Copy every line of the entries that includes the word "musty".

## Dataset items
- - - -
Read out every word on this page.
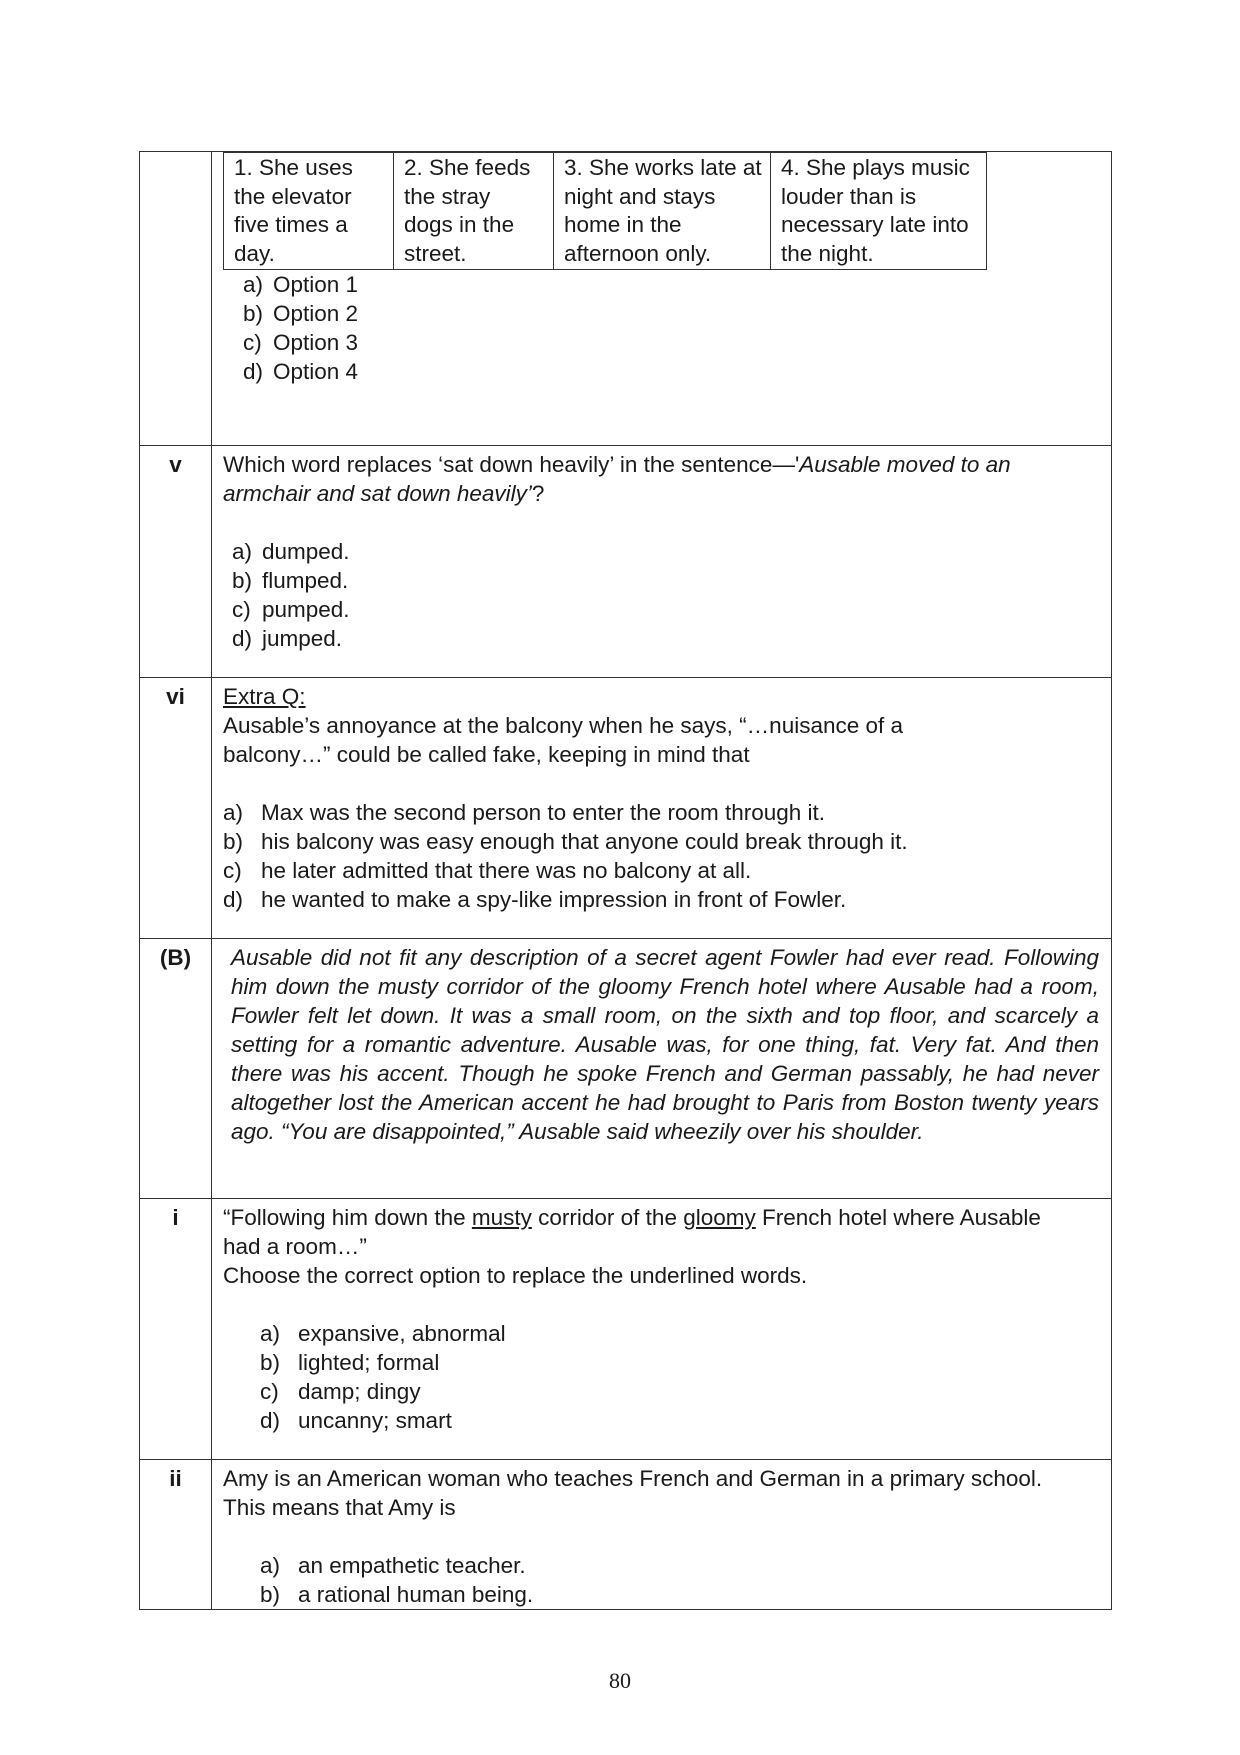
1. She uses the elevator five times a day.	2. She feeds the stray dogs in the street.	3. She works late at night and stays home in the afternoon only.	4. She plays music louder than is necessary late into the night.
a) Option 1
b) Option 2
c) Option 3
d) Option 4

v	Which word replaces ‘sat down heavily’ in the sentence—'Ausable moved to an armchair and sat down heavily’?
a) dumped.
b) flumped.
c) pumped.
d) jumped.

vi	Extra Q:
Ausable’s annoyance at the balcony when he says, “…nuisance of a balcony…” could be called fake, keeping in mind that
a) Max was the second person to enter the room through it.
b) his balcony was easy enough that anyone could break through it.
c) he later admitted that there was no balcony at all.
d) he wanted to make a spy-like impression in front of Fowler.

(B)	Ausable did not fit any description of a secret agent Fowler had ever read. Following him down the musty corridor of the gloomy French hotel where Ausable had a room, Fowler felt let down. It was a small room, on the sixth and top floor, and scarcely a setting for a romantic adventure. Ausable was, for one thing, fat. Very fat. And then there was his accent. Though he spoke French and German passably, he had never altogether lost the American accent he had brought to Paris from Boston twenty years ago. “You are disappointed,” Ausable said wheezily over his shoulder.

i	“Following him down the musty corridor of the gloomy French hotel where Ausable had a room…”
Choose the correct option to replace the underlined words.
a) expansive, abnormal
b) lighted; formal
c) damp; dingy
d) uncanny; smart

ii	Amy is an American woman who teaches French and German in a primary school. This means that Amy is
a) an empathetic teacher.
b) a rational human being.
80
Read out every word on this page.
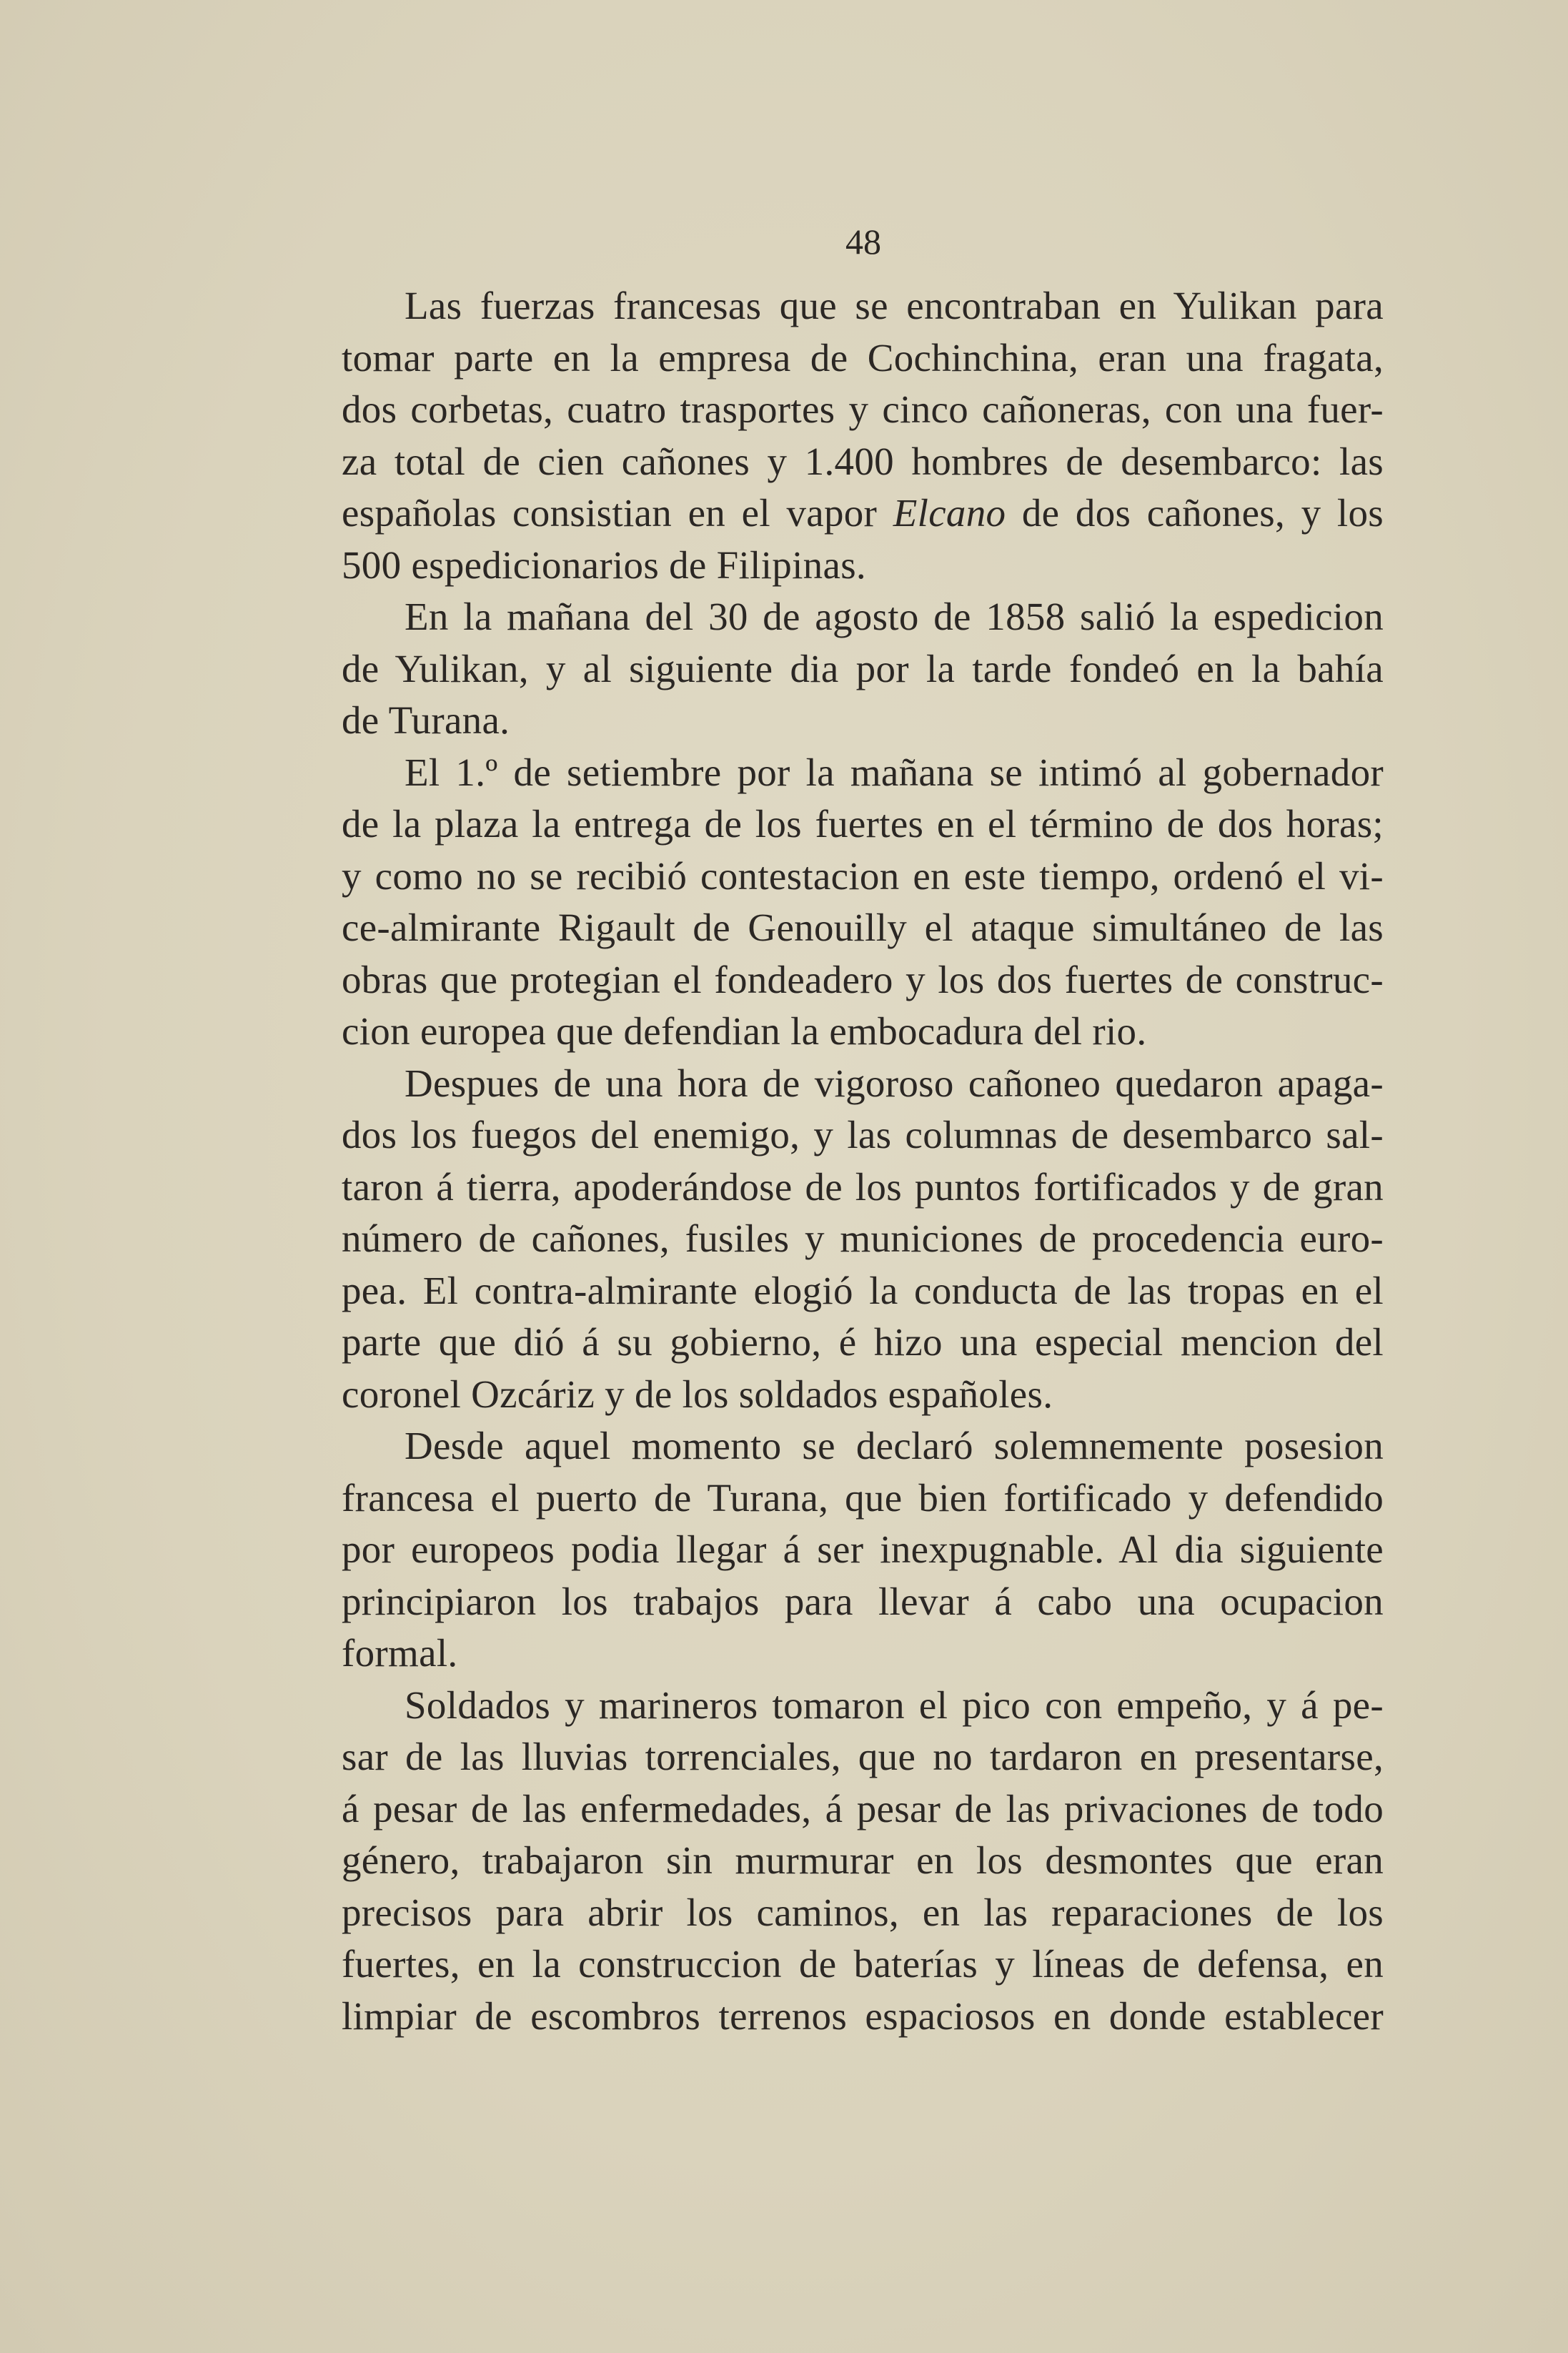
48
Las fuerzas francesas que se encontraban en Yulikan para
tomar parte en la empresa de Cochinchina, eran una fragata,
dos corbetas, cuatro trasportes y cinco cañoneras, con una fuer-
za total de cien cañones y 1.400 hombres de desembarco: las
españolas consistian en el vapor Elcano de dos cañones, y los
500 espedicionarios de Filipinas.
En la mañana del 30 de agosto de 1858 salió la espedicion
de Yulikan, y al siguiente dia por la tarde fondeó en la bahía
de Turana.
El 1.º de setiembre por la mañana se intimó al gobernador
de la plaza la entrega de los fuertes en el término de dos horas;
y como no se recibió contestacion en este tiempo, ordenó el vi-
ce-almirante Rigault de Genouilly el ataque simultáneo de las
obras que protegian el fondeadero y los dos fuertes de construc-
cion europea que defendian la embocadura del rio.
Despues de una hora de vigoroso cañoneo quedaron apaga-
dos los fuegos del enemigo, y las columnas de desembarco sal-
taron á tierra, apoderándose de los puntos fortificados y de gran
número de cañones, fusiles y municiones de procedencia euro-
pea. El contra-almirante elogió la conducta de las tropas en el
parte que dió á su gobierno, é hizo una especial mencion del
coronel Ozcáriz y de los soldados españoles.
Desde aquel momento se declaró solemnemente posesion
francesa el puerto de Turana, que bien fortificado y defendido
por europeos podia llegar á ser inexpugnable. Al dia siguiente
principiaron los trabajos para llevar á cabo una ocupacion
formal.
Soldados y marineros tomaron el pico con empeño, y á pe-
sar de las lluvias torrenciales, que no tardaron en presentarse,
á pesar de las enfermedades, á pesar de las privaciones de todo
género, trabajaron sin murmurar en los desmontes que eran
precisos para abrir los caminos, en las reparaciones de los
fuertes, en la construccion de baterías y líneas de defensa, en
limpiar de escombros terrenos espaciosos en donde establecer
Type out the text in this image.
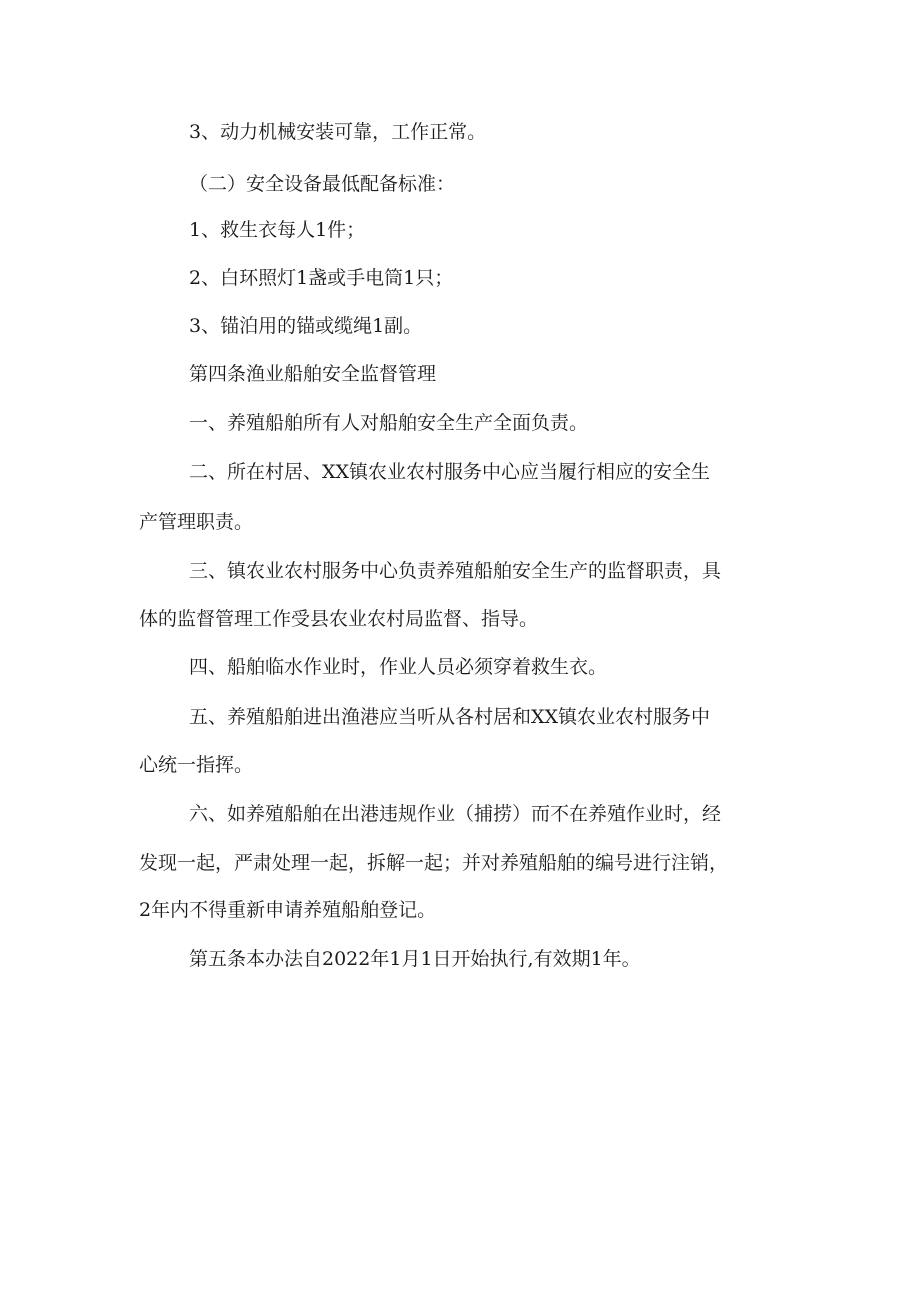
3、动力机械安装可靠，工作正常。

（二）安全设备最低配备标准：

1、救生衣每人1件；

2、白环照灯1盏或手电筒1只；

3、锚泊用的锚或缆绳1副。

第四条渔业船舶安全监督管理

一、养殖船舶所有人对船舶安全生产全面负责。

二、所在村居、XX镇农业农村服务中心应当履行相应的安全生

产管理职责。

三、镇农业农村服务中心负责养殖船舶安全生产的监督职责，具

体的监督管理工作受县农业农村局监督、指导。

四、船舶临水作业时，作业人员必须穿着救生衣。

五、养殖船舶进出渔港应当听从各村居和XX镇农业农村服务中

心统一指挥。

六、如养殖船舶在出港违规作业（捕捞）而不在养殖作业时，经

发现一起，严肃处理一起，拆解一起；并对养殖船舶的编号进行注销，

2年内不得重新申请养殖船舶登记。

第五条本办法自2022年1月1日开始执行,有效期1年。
- - - -
## The output
(B)	Ausable did not fit any description of a secret agent Fowler had ever read. Following him down the musty corridor of the gloomy French hotel where Ausable had a room, Fowler felt let down. It was a small room, on the sixth and top floor, and scarcely a setting for a romantic adventure. Ausable was, for one thing, fat. Very fat. And then there was his accent. Though he spoke French and German passably, he had never altogether lost the American accent he had brought to Paris from Boston twenty years ago. “You are disappointed,” Ausable said wheezily over his shoulder.
i	“Following him down the musty corridor of the gloomy French hotel where Ausable had a room…”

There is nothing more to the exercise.